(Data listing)
>>>>

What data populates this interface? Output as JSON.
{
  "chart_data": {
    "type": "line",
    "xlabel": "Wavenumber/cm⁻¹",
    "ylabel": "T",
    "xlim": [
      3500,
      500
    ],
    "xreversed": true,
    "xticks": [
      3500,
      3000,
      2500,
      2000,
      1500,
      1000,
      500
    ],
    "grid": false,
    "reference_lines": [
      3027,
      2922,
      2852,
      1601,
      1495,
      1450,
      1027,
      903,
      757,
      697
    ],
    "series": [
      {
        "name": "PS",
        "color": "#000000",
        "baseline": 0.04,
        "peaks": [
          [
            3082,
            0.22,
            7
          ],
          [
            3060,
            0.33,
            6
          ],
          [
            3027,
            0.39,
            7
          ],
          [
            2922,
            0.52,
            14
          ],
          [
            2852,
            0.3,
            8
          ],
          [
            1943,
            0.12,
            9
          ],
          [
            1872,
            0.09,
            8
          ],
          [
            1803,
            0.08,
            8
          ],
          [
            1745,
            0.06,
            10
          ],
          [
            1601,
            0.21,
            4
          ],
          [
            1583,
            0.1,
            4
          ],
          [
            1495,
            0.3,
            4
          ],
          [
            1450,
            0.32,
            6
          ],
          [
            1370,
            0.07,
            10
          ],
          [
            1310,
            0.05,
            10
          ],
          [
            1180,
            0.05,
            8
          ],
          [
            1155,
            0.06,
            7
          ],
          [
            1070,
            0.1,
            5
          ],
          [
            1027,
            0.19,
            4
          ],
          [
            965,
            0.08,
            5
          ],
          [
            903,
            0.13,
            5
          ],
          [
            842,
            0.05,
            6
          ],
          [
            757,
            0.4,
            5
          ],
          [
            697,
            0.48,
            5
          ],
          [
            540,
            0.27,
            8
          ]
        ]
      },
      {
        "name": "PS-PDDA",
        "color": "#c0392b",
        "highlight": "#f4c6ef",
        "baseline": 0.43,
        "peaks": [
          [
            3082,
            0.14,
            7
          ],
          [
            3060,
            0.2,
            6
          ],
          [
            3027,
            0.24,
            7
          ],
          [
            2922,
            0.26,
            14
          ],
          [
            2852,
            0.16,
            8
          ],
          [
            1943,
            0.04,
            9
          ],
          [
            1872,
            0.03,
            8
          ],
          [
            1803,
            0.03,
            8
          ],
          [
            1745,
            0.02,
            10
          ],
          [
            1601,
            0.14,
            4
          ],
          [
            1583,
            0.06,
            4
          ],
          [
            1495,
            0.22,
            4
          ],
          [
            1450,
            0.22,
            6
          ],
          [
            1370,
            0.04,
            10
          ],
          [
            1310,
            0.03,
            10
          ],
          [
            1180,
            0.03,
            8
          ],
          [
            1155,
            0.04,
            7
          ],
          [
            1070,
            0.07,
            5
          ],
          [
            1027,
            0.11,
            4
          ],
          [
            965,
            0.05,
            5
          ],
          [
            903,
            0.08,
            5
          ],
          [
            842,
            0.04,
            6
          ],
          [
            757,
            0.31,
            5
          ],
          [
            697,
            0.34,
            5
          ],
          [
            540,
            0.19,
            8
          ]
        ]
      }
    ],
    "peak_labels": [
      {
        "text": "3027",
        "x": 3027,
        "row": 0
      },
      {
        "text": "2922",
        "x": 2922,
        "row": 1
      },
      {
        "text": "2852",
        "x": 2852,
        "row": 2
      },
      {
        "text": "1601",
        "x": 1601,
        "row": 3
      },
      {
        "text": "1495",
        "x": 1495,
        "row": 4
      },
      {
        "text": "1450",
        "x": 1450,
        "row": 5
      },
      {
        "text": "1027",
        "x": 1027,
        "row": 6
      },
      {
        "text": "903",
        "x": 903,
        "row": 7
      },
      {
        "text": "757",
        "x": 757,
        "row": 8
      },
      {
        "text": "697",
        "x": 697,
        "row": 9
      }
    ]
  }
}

<<<<

Leave out every line without the string "text" and copy the rest.

        "text": "3027",
        "text": "2922",
        "text": "2852",
        "text": "1601",
        "text": "1495",
        "text": "1450",
        "text": "1027",
        "text": "903",
        "text": "757",
        "text": "697",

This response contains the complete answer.